Item position entries

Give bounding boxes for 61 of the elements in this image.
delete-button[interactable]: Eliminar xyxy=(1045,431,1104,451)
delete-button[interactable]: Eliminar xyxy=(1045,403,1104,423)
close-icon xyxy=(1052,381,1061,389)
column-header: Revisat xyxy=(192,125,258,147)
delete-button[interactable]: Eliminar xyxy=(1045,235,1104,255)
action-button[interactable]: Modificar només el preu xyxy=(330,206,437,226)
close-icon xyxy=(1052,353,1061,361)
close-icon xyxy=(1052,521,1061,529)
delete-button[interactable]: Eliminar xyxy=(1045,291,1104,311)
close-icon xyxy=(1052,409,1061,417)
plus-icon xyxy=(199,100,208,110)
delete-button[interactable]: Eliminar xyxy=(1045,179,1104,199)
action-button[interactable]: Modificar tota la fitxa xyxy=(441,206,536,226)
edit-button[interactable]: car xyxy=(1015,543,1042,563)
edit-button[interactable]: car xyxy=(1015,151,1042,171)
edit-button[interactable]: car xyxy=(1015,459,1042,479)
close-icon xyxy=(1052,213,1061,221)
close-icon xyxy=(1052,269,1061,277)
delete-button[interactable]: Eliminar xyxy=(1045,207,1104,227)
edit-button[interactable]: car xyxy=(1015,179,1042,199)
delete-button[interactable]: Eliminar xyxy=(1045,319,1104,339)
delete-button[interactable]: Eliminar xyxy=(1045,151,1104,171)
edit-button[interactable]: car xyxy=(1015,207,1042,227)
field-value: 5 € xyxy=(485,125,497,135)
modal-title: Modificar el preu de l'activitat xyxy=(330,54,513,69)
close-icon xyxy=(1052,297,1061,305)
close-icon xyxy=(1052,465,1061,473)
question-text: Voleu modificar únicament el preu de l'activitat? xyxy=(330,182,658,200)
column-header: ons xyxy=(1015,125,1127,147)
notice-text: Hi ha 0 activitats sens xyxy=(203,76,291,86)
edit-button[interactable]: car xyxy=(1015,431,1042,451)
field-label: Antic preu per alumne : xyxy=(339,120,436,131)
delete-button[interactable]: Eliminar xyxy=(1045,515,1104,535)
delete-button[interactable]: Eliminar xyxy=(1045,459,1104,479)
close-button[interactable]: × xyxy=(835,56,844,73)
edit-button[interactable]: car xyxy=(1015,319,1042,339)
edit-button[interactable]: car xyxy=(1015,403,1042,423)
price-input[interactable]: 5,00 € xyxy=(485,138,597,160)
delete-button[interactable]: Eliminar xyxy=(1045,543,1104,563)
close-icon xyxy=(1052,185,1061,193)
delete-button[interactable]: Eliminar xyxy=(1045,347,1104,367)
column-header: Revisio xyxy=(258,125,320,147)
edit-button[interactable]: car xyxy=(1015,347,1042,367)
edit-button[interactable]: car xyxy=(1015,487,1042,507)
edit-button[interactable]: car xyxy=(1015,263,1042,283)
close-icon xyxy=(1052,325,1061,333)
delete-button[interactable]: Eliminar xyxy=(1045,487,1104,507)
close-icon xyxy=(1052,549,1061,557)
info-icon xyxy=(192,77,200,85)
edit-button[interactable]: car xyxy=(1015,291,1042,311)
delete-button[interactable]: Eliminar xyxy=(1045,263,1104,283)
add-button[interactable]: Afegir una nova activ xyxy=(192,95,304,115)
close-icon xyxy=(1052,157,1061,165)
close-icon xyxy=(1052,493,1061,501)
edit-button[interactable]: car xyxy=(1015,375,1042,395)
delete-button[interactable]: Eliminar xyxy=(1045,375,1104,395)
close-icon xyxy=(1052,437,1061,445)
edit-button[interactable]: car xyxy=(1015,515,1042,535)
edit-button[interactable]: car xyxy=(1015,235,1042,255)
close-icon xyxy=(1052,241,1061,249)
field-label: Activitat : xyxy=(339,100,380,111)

▶ **Written task**:
Please reproduce the records above word for word, keeping every line unchanged and in its original order.

▶ **Full solution**:
Give bounding boxes for 61 of the elements in this image.
delete-button[interactable]: Eliminar xyxy=(1045,431,1104,451)
delete-button[interactable]: Eliminar xyxy=(1045,403,1104,423)
close-icon xyxy=(1052,381,1061,389)
column-header: Revisat xyxy=(192,125,258,147)
delete-button[interactable]: Eliminar xyxy=(1045,235,1104,255)
action-button[interactable]: Modificar només el preu xyxy=(330,206,437,226)
close-icon xyxy=(1052,353,1061,361)
close-icon xyxy=(1052,521,1061,529)
delete-button[interactable]: Eliminar xyxy=(1045,291,1104,311)
close-icon xyxy=(1052,409,1061,417)
plus-icon xyxy=(199,100,208,110)
delete-button[interactable]: Eliminar xyxy=(1045,179,1104,199)
action-button[interactable]: Modificar tota la fitxa xyxy=(441,206,536,226)
edit-button[interactable]: car xyxy=(1015,543,1042,563)
edit-button[interactable]: car xyxy=(1015,151,1042,171)
edit-button[interactable]: car xyxy=(1015,459,1042,479)
close-icon xyxy=(1052,213,1061,221)
close-icon xyxy=(1052,269,1061,277)
delete-button[interactable]: Eliminar xyxy=(1045,207,1104,227)
edit-button[interactable]: car xyxy=(1015,179,1042,199)
delete-button[interactable]: Eliminar xyxy=(1045,319,1104,339)
delete-button[interactable]: Eliminar xyxy=(1045,151,1104,171)
edit-button[interactable]: car xyxy=(1015,207,1042,227)
field-value: 5 € xyxy=(485,125,497,135)
modal-title: Modificar el preu de l'activitat xyxy=(330,54,513,69)
close-icon xyxy=(1052,297,1061,305)
close-icon xyxy=(1052,465,1061,473)
question-text: Voleu modificar únicament el preu de l'activitat? xyxy=(330,182,658,200)
column-header: ons xyxy=(1015,125,1127,147)
notice-text: Hi ha 0 activitats sens xyxy=(203,76,291,86)
edit-button[interactable]: car xyxy=(1015,431,1042,451)
field-label: Antic preu per alumne : xyxy=(339,120,436,131)
delete-button[interactable]: Eliminar xyxy=(1045,515,1104,535)
delete-button[interactable]: Eliminar xyxy=(1045,459,1104,479)
close-button[interactable]: × xyxy=(835,56,844,73)
edit-button[interactable]: car xyxy=(1015,319,1042,339)
edit-button[interactable]: car xyxy=(1015,403,1042,423)
price-input[interactable]: 5,00 € xyxy=(485,138,597,160)
delete-button[interactable]: Eliminar xyxy=(1045,543,1104,563)
close-icon xyxy=(1052,185,1061,193)
delete-button[interactable]: Eliminar xyxy=(1045,347,1104,367)
column-header: Revisio xyxy=(258,125,320,147)
edit-button[interactable]: car xyxy=(1015,347,1042,367)
edit-button[interactable]: car xyxy=(1015,487,1042,507)
edit-button[interactable]: car xyxy=(1015,263,1042,283)
close-icon xyxy=(1052,325,1061,333)
delete-button[interactable]: Eliminar xyxy=(1045,487,1104,507)
close-icon xyxy=(1052,549,1061,557)
info-icon xyxy=(192,77,200,85)
edit-button[interactable]: car xyxy=(1015,291,1042,311)
delete-button[interactable]: Eliminar xyxy=(1045,263,1104,283)
add-button[interactable]: Afegir una nova activ xyxy=(192,95,304,115)
close-icon xyxy=(1052,157,1061,165)
close-icon xyxy=(1052,493,1061,501)
edit-button[interactable]: car xyxy=(1015,375,1042,395)
delete-button[interactable]: Eliminar xyxy=(1045,375,1104,395)
close-icon xyxy=(1052,437,1061,445)
edit-button[interactable]: car xyxy=(1015,515,1042,535)
edit-button[interactable]: car xyxy=(1015,235,1042,255)
close-icon xyxy=(1052,241,1061,249)
field-label: Activitat : xyxy=(339,100,380,111)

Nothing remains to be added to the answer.